Collect each line containing "this".

Task material »
┄┄┄┄┄┄┄┄┄┄┄┄┄┄┄┄┄┄┄┄

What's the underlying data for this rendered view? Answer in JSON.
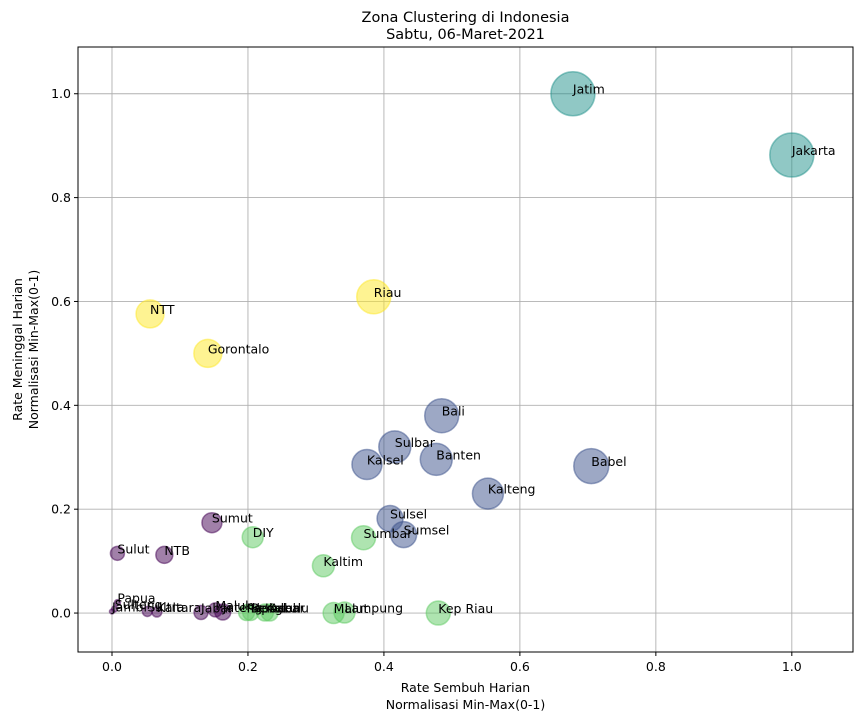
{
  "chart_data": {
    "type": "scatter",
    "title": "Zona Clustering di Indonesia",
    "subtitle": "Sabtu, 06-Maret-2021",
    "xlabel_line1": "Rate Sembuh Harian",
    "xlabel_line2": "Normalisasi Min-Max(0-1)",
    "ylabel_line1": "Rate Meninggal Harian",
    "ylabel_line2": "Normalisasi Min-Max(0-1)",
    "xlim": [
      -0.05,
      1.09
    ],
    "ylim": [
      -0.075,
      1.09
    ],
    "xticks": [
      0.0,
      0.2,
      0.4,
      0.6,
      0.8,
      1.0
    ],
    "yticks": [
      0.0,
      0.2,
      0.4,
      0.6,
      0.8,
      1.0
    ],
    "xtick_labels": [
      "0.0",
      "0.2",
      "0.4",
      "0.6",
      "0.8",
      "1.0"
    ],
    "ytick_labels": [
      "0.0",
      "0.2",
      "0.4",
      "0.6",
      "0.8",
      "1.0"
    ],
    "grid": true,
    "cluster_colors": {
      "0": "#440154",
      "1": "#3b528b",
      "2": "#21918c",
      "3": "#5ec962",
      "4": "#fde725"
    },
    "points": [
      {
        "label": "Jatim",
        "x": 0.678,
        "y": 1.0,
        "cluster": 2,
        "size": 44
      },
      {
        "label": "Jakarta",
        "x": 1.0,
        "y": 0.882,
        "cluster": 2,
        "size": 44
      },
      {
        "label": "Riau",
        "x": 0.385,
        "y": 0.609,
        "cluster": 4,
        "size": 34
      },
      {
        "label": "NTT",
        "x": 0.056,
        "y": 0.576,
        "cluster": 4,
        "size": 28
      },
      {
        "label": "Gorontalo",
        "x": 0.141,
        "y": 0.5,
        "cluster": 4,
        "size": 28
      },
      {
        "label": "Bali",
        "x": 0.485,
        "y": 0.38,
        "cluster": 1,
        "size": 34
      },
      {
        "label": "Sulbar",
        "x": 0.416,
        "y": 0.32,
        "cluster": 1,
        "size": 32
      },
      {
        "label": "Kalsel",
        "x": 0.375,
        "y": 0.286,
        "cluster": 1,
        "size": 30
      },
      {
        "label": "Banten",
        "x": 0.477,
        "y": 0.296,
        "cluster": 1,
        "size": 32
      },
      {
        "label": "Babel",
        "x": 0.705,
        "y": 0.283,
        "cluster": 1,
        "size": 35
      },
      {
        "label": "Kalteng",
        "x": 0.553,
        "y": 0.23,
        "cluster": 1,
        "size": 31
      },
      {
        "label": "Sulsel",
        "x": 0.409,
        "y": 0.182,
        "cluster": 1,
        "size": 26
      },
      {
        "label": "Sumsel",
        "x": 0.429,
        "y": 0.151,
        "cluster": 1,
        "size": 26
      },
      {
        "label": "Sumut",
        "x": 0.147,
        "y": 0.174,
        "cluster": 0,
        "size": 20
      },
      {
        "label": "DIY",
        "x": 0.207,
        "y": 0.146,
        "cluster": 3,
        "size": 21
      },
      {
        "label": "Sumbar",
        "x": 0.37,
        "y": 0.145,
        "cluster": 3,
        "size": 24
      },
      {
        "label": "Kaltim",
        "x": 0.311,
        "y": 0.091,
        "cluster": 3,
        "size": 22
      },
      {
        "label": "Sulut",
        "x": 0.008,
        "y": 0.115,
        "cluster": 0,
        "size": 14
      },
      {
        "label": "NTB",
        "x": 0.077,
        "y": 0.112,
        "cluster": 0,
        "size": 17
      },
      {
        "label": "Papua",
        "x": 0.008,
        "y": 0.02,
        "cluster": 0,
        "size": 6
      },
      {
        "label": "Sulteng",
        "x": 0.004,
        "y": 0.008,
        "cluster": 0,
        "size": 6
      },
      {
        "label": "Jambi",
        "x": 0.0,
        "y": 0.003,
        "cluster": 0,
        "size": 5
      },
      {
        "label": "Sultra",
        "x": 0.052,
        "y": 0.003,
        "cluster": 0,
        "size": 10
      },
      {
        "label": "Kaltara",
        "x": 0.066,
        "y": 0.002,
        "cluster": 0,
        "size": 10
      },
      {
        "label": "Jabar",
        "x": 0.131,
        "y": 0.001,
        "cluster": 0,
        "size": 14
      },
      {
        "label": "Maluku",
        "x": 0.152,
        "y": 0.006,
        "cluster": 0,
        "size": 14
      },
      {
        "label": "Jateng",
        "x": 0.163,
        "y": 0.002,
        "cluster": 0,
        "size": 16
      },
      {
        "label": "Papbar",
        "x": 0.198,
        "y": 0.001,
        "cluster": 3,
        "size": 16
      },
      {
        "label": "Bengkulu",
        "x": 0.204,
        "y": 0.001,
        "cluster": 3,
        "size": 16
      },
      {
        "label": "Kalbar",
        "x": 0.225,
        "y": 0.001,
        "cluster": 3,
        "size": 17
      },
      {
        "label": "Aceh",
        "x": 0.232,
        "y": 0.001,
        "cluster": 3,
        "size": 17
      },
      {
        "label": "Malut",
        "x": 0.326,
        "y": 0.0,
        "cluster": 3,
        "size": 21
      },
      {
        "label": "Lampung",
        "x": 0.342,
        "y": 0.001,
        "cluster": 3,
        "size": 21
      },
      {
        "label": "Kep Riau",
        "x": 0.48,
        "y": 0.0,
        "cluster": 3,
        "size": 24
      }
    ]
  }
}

┄┄┄┄┄┄┄┄┄┄┄┄┄┄┄┄┄┄┄┄

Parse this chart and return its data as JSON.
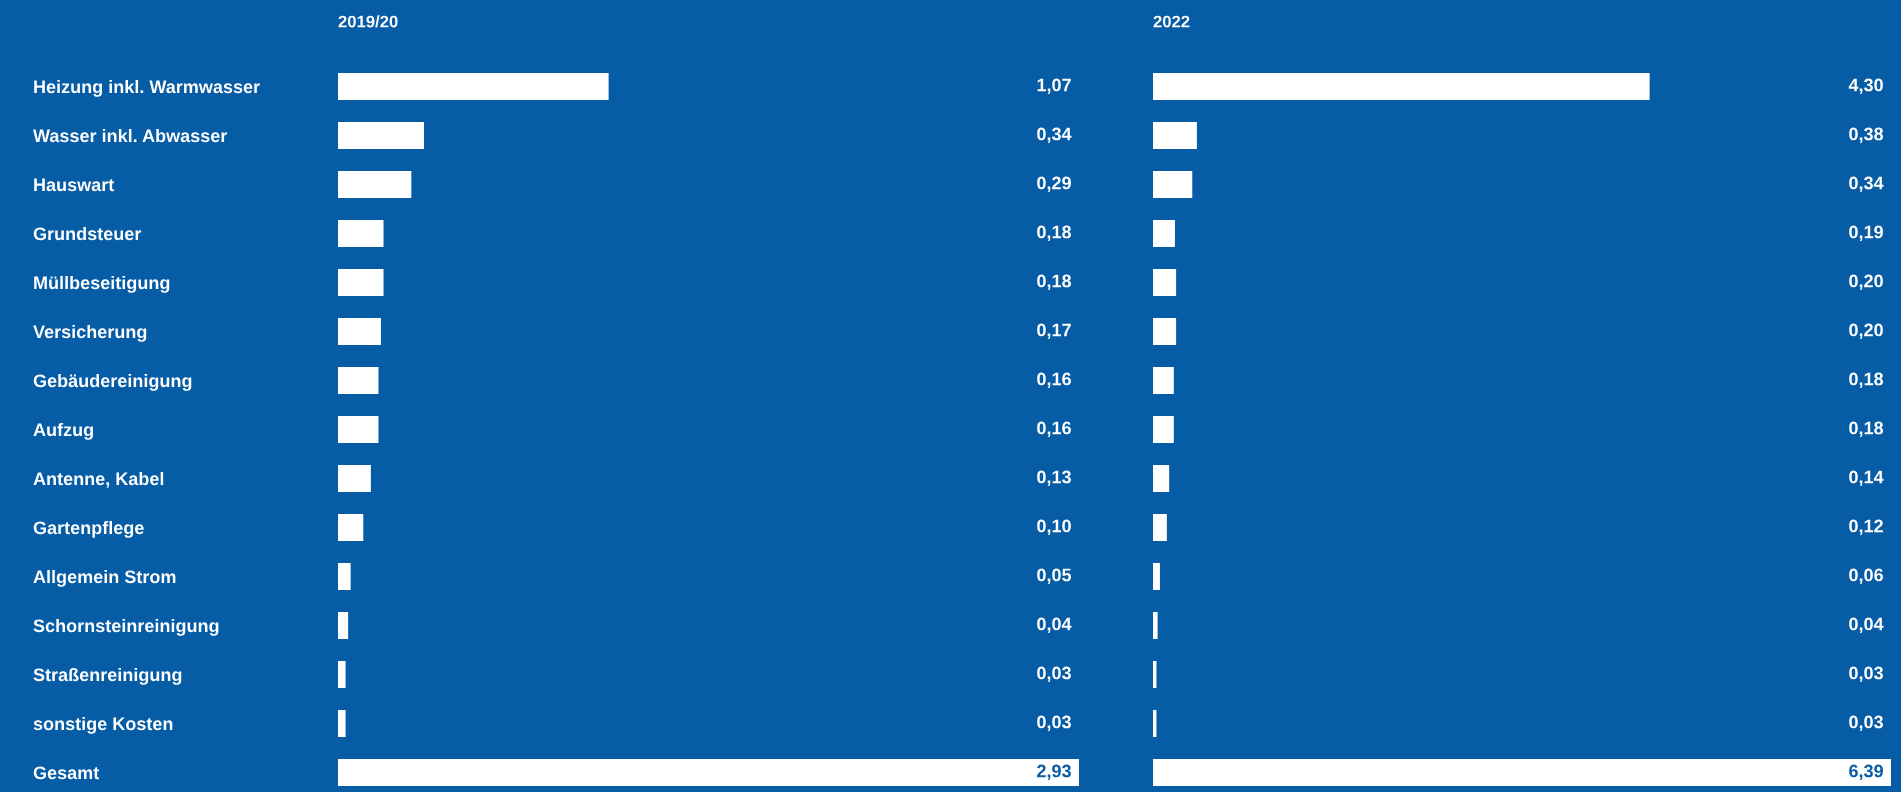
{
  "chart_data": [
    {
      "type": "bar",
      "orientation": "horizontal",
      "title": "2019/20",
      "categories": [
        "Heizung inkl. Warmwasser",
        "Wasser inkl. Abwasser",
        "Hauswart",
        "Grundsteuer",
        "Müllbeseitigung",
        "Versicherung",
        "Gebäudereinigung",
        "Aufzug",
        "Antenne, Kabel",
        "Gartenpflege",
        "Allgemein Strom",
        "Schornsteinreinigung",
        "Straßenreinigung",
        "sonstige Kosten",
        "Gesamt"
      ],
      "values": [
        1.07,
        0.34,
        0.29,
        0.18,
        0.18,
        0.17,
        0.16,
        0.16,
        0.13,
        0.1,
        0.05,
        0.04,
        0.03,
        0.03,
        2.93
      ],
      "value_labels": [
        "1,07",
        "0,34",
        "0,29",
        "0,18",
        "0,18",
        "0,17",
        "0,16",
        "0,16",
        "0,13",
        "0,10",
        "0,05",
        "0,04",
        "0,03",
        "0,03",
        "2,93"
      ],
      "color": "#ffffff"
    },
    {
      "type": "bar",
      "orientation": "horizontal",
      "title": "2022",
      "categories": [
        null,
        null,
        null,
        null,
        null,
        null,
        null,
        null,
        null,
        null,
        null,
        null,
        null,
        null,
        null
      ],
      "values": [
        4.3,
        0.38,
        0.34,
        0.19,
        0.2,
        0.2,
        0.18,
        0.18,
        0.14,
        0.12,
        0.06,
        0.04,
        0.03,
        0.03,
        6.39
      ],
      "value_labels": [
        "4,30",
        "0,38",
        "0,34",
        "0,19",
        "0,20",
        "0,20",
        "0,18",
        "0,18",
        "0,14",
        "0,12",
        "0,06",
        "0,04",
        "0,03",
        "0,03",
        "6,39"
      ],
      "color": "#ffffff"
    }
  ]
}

┄┄┄┄┄┄┄┄┄┄┄┄┄┄┄┄┄┄┄┄

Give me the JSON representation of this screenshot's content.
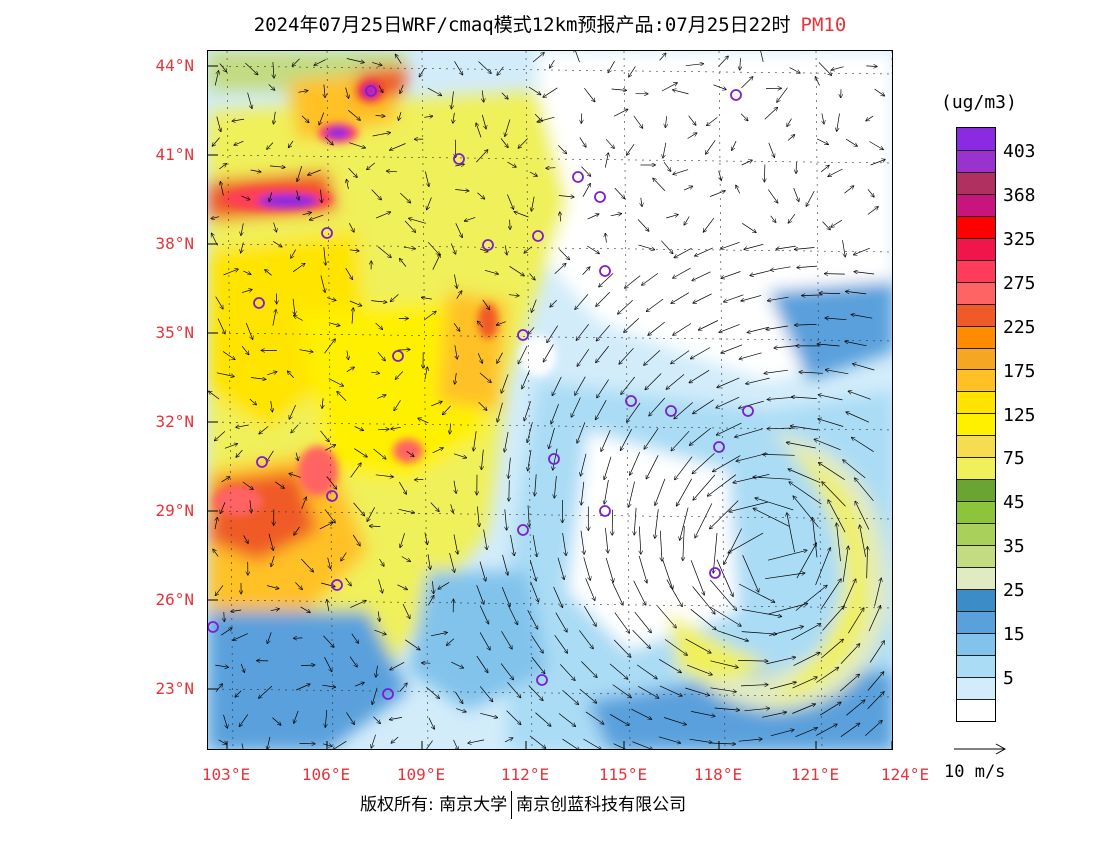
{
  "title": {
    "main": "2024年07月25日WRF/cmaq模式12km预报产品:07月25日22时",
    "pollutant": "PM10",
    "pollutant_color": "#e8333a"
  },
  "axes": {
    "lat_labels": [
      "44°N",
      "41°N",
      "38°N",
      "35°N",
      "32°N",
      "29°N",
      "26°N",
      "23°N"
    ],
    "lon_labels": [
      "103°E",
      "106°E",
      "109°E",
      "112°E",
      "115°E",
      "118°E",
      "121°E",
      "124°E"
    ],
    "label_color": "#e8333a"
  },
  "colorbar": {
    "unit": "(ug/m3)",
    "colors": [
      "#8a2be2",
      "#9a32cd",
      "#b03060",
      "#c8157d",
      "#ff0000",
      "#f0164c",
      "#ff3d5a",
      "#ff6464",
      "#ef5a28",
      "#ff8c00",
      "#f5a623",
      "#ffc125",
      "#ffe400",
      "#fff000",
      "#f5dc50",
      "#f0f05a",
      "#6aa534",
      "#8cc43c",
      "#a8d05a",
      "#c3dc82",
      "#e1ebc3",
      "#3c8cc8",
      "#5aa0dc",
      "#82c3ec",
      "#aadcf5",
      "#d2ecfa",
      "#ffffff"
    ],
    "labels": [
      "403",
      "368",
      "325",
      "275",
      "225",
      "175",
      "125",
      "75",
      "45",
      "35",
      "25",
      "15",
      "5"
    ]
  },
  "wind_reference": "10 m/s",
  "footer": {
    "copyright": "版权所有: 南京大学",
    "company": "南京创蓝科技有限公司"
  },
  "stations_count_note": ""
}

┄┄┄┄┄┄┄┄┄┄┄┄┄┄┄┄┄┄┄┄

Answer below »
What's the underlying data for this rendered view? Answer in JSON.
Parse this chart and return its data as JSON.
Give me the JSON representation of this screenshot's content.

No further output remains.